== SHORT TASK ==
Work out how many lines in the entries below include the word "colors". Give nothing but the number.

— BEGIN LISTING —

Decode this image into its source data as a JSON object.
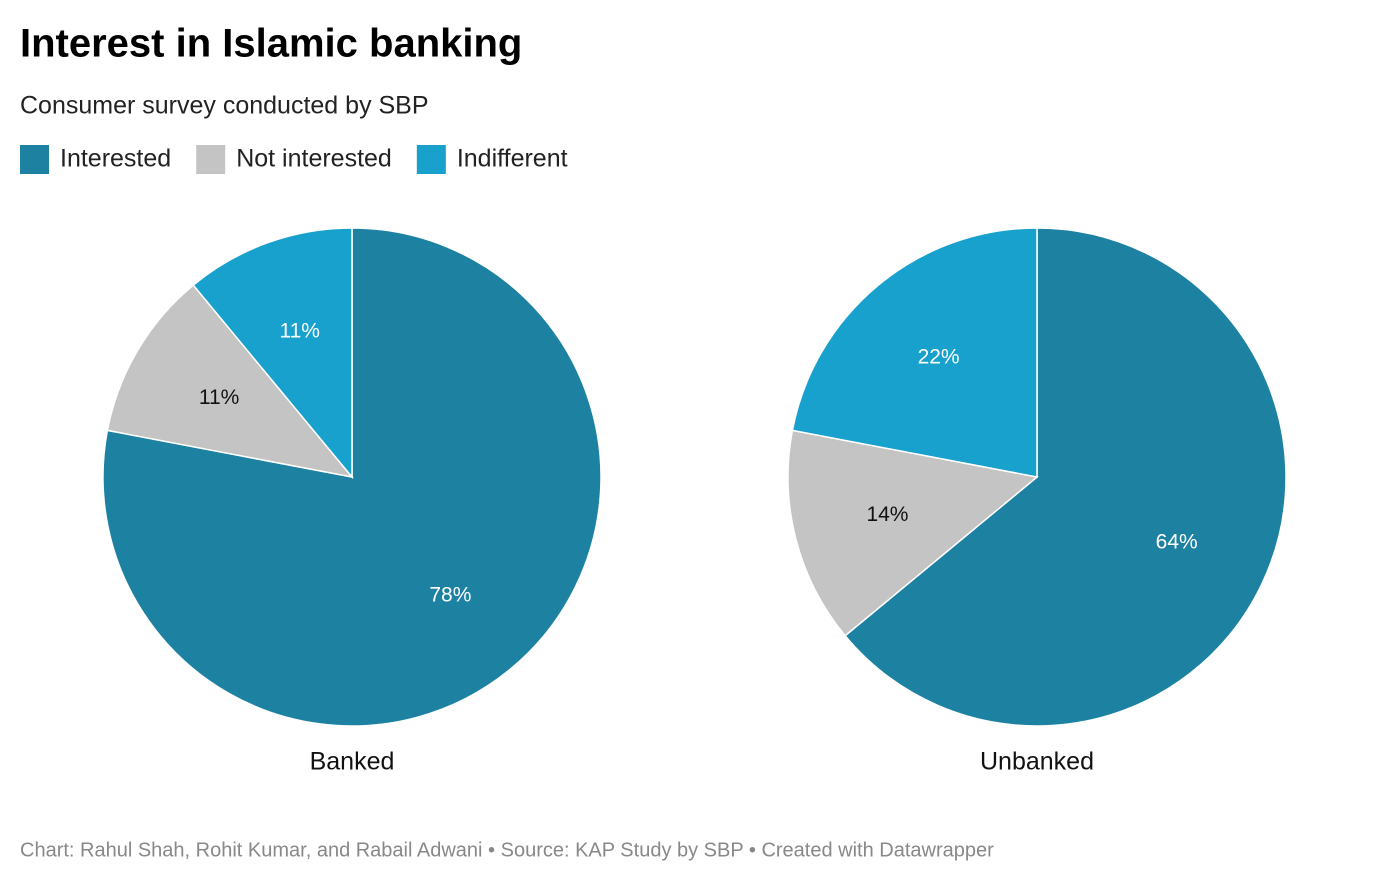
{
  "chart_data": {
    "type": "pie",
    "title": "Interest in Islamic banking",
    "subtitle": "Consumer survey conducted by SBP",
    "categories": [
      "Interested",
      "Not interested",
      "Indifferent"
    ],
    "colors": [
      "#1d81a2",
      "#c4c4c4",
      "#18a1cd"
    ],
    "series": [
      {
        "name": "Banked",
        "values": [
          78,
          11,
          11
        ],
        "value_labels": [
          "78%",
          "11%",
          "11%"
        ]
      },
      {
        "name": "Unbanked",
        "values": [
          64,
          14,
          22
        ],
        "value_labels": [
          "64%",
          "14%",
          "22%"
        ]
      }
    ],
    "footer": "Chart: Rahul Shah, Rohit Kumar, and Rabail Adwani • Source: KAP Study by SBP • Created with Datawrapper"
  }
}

— END LISTING —
— BEGIN LISTING —

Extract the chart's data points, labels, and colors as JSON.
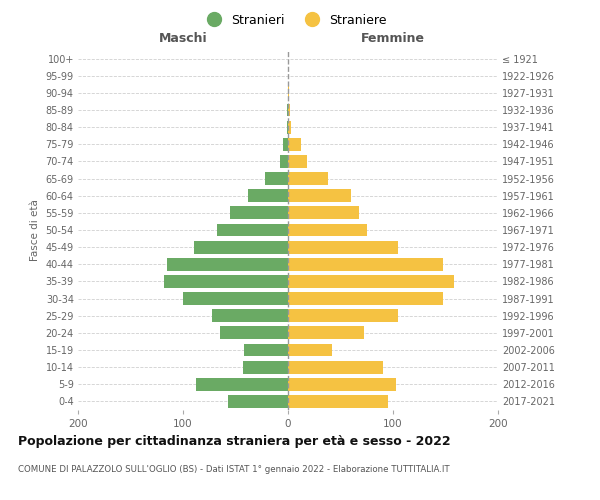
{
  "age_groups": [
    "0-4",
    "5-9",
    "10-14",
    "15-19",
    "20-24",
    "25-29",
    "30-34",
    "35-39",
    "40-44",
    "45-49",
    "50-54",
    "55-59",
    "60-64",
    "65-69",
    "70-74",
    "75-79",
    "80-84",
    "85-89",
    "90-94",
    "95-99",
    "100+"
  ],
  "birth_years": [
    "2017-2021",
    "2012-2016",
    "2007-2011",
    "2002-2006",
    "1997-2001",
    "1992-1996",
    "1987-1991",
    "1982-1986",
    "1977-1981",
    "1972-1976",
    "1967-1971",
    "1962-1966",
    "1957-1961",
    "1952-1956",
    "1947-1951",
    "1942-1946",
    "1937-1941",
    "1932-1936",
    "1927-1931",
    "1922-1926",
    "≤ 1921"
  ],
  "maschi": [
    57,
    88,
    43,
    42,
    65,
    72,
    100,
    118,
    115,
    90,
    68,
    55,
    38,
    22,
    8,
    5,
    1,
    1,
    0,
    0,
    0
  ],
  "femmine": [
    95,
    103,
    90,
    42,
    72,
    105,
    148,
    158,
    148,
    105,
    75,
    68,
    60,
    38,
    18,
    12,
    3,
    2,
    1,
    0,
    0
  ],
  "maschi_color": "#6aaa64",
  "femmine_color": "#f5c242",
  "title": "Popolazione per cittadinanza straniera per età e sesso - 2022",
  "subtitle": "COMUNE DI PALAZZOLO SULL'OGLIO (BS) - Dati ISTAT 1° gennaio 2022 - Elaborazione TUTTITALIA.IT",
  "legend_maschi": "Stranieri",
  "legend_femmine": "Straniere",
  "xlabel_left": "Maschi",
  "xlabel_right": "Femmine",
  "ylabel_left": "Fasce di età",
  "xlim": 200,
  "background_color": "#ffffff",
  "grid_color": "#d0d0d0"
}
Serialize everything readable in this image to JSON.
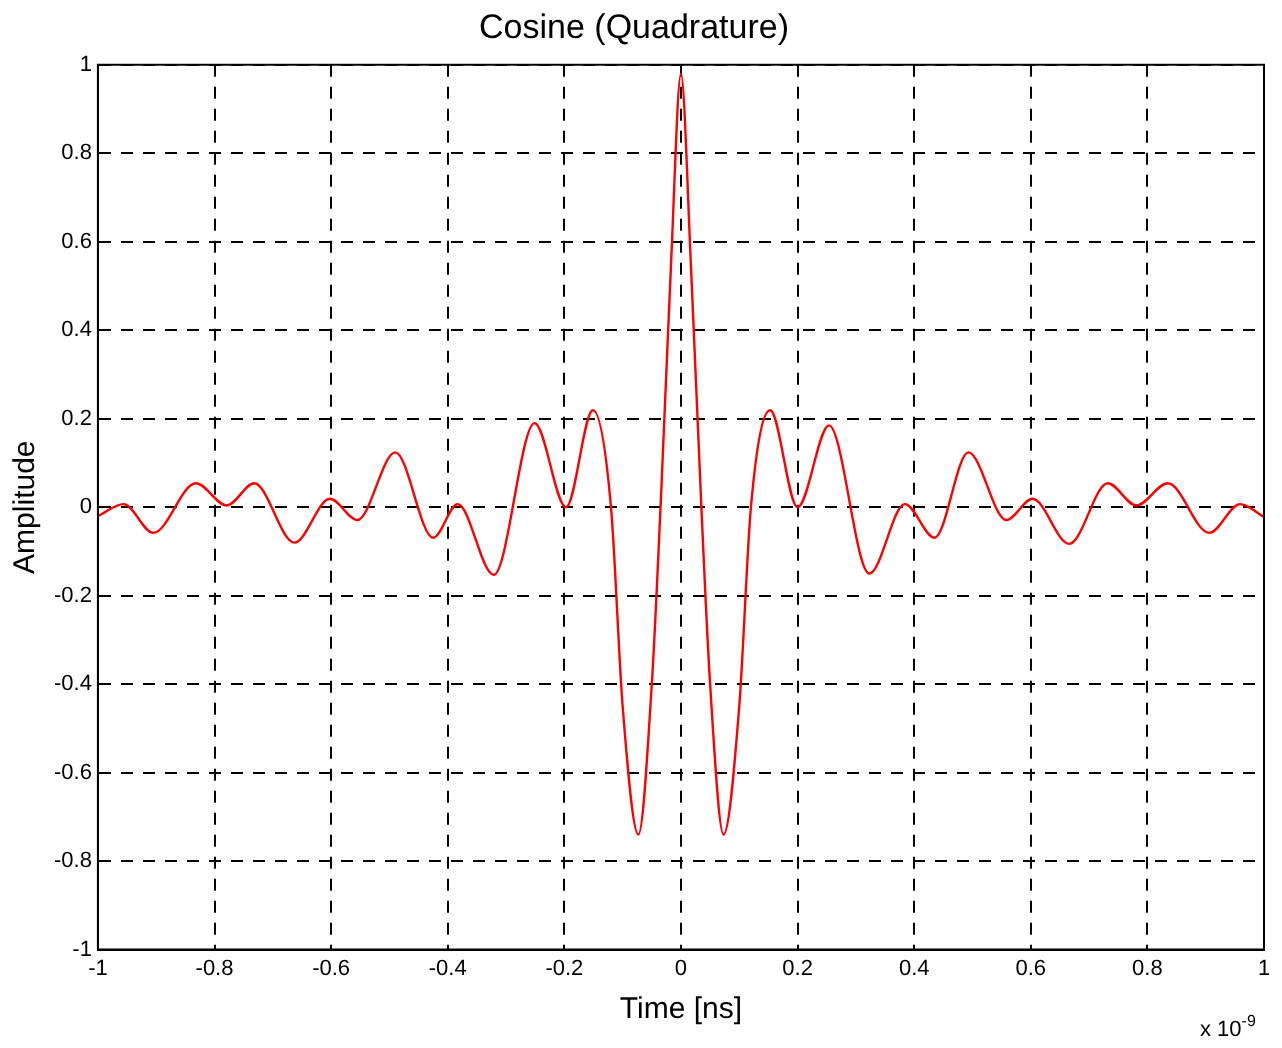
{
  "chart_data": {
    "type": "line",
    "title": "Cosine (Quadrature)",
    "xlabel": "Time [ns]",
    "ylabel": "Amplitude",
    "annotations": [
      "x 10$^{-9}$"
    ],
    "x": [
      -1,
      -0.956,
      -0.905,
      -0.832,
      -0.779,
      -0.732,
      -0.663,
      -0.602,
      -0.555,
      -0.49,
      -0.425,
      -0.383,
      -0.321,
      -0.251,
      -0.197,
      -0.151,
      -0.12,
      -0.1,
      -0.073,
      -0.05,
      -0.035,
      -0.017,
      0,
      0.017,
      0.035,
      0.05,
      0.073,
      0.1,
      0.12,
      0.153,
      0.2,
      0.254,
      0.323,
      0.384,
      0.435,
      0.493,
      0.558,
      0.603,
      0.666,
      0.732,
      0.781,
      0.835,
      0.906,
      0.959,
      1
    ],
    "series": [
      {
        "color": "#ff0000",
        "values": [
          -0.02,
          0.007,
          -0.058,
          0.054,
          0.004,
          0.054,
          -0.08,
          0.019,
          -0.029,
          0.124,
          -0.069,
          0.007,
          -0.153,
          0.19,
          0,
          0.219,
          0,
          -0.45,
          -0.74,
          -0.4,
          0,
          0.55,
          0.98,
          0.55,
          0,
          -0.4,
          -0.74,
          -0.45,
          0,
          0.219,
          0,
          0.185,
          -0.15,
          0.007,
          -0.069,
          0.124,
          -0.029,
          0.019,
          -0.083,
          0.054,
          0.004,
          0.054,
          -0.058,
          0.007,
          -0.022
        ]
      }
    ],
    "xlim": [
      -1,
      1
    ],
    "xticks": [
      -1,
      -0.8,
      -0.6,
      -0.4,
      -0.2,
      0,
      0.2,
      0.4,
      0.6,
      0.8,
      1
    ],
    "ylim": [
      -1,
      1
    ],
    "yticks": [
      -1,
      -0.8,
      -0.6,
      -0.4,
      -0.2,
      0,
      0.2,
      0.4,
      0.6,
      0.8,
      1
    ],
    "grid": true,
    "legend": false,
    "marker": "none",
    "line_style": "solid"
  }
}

— END LISTING —
— BEGIN LISTING —

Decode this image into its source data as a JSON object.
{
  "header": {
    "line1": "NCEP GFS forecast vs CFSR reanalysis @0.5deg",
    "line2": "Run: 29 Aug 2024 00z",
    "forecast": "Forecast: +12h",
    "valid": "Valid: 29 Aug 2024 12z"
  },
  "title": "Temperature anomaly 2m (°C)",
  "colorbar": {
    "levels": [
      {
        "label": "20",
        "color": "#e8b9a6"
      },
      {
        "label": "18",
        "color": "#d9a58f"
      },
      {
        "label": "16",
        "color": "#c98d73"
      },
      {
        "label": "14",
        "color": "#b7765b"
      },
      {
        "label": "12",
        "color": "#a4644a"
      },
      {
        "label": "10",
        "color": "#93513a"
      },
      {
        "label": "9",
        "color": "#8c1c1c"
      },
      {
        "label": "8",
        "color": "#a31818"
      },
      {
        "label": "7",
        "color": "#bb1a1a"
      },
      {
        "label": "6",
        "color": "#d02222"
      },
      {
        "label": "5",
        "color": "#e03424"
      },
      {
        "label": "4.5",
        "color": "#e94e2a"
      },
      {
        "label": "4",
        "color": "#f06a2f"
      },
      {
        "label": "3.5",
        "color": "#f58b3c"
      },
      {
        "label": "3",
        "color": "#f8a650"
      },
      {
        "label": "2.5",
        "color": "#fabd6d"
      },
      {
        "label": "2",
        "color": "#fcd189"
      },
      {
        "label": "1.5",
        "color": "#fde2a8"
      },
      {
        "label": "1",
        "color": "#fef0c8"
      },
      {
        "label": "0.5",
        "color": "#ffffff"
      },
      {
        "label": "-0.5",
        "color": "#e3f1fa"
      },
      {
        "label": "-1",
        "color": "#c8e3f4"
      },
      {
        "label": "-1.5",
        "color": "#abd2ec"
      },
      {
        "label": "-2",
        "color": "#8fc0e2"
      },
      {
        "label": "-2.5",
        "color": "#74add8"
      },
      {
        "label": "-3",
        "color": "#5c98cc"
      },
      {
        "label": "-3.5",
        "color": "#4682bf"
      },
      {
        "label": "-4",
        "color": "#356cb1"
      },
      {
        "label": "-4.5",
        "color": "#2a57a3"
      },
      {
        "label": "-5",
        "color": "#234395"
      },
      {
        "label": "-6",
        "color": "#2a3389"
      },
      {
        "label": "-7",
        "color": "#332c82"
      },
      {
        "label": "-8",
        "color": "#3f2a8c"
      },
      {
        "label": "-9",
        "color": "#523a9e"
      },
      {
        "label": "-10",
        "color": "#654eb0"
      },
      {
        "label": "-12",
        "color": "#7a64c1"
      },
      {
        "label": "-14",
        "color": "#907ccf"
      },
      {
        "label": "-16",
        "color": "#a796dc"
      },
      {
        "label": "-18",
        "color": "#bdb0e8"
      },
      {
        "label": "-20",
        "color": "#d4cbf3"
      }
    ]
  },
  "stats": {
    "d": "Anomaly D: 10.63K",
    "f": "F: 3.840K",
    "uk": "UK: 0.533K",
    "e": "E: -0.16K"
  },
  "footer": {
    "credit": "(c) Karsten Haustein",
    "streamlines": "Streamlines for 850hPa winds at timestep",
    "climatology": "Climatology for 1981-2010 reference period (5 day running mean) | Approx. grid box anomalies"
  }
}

— END LISTING —

== ANSWER TO THE TASK ==
2